Select all lines in the records that include "ประเสร".
>> start Items
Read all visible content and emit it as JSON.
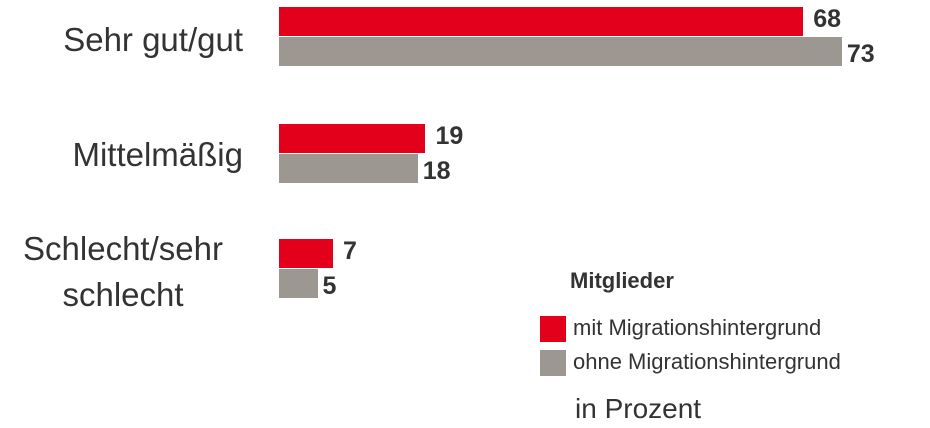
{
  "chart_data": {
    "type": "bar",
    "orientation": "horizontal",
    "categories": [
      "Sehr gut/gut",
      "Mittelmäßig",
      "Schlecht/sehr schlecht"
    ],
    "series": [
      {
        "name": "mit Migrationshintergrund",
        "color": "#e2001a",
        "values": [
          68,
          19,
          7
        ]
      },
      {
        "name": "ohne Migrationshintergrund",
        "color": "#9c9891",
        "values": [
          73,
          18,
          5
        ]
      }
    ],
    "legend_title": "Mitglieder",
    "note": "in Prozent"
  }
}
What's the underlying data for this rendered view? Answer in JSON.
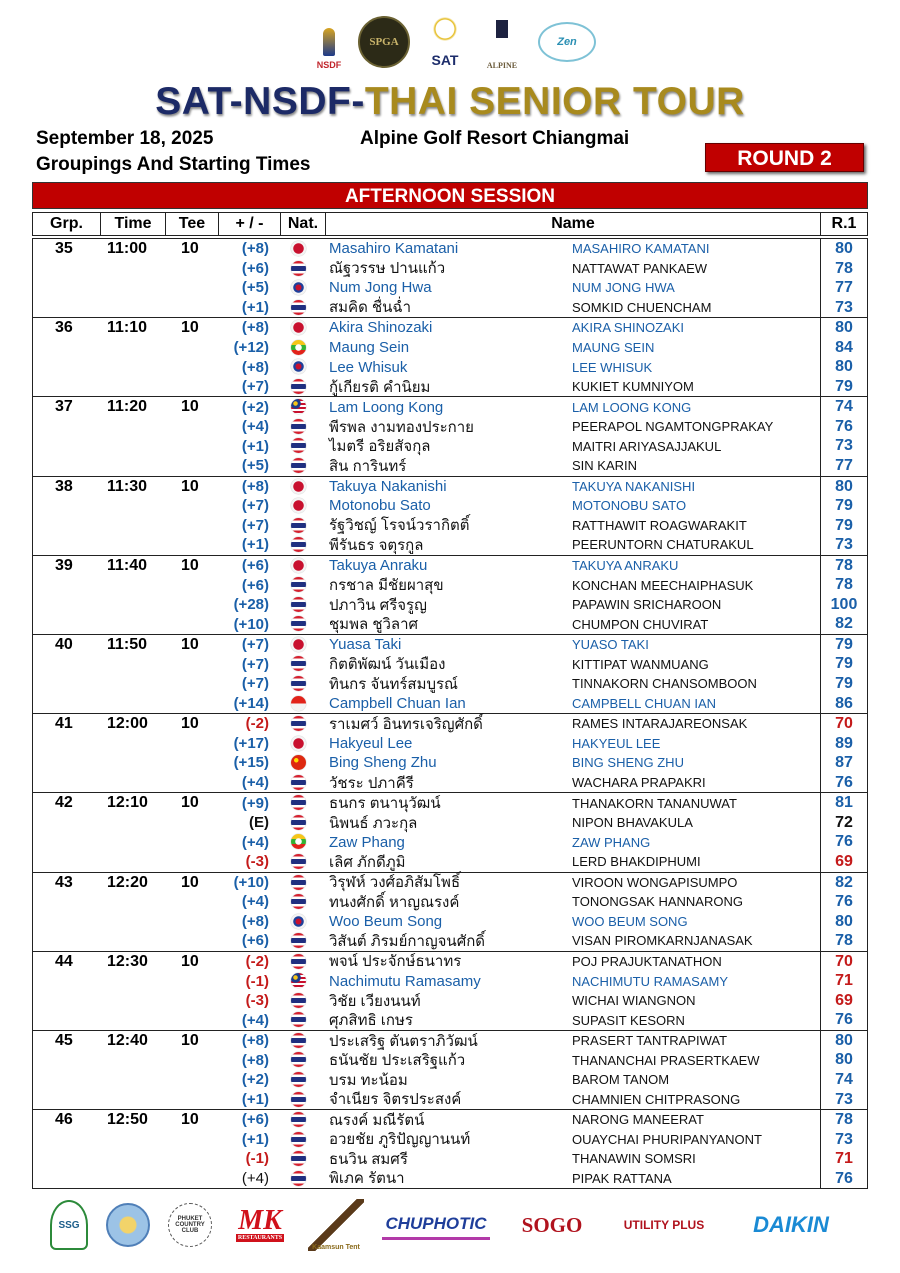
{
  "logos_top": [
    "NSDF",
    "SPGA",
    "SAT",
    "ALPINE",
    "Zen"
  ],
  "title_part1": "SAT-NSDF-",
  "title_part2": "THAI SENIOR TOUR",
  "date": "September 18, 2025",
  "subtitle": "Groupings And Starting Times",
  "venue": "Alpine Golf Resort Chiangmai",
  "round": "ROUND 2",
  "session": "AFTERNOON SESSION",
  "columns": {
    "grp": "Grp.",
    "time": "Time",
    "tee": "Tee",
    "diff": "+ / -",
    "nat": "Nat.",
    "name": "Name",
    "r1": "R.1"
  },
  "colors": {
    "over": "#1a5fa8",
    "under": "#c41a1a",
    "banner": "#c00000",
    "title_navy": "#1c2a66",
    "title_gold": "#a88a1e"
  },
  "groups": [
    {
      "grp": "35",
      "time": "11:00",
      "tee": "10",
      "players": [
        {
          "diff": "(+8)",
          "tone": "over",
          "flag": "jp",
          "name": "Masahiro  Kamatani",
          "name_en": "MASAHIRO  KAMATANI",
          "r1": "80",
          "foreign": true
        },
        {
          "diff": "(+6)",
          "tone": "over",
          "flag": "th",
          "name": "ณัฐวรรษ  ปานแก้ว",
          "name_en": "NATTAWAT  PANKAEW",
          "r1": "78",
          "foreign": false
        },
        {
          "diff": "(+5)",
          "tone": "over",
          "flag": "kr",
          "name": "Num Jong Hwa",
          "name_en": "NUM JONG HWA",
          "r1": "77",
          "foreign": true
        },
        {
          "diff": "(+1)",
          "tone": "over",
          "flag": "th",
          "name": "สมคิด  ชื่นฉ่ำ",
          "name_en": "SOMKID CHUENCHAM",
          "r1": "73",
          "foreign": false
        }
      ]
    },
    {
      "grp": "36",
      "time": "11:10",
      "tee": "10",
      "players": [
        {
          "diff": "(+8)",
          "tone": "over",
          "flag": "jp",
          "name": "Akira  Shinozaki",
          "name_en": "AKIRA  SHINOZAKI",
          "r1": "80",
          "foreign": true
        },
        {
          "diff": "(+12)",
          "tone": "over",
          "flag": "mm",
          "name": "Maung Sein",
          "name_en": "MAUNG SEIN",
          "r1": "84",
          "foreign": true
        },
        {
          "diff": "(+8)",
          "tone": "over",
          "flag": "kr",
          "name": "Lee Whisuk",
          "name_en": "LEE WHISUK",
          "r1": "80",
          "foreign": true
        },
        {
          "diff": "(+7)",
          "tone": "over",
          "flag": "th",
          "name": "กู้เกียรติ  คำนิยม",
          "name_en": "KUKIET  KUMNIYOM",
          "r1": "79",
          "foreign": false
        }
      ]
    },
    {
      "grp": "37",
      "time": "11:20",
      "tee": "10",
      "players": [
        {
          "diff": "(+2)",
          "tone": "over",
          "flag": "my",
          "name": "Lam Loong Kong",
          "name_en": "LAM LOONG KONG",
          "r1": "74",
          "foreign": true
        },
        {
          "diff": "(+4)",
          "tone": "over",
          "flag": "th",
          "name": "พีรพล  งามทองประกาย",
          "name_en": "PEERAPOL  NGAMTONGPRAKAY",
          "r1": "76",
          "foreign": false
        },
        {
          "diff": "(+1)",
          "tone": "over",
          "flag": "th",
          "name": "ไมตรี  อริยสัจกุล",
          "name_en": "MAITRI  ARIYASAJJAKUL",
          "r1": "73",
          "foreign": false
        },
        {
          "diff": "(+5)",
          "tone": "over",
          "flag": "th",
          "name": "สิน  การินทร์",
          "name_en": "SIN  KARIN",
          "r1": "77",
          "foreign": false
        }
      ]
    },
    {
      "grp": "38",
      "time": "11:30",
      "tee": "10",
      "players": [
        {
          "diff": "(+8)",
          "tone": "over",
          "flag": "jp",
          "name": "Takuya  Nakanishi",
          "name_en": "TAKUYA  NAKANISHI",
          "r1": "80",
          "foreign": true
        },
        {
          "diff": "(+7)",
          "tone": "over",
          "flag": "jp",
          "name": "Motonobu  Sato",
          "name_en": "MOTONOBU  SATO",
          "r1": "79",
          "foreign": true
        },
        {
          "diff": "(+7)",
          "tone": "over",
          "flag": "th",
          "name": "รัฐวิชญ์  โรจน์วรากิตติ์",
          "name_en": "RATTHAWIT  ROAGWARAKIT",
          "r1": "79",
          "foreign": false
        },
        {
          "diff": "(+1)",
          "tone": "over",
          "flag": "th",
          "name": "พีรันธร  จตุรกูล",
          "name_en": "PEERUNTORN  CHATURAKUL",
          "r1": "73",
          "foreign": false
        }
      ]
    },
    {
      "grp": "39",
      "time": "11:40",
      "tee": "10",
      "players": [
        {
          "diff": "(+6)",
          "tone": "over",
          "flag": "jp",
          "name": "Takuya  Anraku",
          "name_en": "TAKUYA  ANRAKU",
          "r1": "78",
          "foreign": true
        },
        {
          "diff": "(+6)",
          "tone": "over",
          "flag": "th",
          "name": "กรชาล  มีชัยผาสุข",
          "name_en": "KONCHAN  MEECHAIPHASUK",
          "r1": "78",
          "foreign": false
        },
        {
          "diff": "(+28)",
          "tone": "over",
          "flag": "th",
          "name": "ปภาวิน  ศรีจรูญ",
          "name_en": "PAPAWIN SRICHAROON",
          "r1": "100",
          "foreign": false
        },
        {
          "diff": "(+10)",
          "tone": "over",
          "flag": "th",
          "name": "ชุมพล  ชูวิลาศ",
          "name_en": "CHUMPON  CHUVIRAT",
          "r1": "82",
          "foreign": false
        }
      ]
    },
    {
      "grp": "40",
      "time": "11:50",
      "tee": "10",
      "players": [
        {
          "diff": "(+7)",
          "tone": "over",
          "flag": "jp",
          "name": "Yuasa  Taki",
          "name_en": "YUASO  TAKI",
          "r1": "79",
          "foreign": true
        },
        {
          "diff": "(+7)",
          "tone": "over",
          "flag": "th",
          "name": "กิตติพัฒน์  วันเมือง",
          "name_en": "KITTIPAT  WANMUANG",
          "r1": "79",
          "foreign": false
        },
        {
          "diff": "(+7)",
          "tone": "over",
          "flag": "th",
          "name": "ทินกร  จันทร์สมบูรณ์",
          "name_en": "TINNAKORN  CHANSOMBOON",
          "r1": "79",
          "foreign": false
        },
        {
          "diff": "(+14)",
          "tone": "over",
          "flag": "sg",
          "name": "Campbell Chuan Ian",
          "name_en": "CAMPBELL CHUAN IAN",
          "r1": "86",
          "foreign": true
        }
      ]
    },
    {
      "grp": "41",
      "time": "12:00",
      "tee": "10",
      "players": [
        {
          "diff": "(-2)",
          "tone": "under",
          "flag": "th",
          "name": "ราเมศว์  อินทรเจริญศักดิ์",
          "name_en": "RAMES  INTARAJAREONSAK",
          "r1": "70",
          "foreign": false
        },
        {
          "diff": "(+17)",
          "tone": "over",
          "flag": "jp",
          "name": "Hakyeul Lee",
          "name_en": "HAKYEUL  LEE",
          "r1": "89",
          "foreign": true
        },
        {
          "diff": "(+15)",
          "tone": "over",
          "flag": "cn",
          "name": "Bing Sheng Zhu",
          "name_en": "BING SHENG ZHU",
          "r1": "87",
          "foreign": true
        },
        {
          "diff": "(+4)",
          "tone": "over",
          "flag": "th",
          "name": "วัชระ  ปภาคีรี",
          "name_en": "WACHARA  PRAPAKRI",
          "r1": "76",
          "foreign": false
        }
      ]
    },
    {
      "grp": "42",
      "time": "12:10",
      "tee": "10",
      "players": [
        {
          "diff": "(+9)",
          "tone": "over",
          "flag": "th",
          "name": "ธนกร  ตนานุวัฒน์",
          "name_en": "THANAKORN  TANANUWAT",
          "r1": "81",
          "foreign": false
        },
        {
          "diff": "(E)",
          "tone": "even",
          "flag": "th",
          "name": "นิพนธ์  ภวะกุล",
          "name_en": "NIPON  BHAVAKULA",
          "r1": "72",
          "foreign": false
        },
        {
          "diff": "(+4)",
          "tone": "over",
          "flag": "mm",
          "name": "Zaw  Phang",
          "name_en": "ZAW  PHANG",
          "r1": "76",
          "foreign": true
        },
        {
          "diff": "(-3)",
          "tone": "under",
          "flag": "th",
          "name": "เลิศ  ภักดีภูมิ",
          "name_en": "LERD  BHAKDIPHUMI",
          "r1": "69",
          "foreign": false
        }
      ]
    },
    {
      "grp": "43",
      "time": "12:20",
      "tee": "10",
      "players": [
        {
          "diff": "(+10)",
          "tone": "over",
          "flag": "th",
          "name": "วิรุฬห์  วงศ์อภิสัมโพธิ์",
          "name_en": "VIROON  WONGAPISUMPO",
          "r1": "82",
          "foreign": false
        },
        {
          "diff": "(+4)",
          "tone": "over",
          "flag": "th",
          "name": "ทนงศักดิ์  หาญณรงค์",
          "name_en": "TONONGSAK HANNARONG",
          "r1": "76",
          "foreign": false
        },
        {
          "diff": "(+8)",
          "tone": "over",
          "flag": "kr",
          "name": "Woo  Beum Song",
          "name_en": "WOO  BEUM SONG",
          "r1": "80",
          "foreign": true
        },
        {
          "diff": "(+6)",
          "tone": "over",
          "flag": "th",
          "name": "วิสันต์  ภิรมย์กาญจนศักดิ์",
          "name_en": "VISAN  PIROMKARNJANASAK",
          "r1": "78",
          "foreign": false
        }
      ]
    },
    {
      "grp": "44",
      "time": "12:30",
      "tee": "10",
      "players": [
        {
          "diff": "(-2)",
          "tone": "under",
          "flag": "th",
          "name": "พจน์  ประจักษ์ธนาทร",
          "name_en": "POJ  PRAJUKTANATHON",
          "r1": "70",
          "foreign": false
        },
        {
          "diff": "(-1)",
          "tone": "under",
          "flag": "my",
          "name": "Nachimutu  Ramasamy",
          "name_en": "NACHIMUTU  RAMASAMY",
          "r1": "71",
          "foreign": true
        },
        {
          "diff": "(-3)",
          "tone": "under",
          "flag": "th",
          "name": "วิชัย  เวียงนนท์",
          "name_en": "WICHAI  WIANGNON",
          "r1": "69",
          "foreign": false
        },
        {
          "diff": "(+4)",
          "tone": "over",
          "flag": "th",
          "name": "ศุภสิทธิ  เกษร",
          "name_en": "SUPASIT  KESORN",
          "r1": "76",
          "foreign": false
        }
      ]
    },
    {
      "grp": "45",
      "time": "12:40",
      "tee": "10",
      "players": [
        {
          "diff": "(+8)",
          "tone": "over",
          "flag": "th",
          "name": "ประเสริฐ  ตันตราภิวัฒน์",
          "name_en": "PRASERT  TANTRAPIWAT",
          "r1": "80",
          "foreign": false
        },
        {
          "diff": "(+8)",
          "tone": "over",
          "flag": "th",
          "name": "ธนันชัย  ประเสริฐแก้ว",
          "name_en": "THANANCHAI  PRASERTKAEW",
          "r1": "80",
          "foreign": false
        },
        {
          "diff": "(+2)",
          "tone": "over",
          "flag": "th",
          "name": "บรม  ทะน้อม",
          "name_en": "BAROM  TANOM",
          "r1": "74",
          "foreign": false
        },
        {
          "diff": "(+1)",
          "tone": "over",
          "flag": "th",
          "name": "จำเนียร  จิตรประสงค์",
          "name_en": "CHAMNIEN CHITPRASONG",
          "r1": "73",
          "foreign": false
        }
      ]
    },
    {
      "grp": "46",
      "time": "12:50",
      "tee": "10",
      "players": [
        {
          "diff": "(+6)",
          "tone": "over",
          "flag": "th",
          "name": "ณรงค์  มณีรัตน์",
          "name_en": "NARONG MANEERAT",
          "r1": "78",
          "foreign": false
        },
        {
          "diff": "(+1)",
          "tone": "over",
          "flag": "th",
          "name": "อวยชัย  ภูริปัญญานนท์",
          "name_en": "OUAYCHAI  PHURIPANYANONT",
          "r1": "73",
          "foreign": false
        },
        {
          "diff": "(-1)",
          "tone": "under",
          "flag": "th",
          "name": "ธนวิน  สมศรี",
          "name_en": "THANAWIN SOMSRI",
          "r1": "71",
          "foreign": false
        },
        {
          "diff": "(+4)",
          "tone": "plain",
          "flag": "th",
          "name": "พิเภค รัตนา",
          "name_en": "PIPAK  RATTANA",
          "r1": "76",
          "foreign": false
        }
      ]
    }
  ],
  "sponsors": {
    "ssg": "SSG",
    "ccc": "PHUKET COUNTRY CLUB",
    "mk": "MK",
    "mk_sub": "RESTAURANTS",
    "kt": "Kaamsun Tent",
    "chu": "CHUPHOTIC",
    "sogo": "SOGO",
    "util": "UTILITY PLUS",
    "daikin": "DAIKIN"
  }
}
>> end Items
• Task response
          "name": "ประเสริฐ  ตันตราภิวัฒน์",
          "name": "ธนันชัย  ประเสริฐแก้ว",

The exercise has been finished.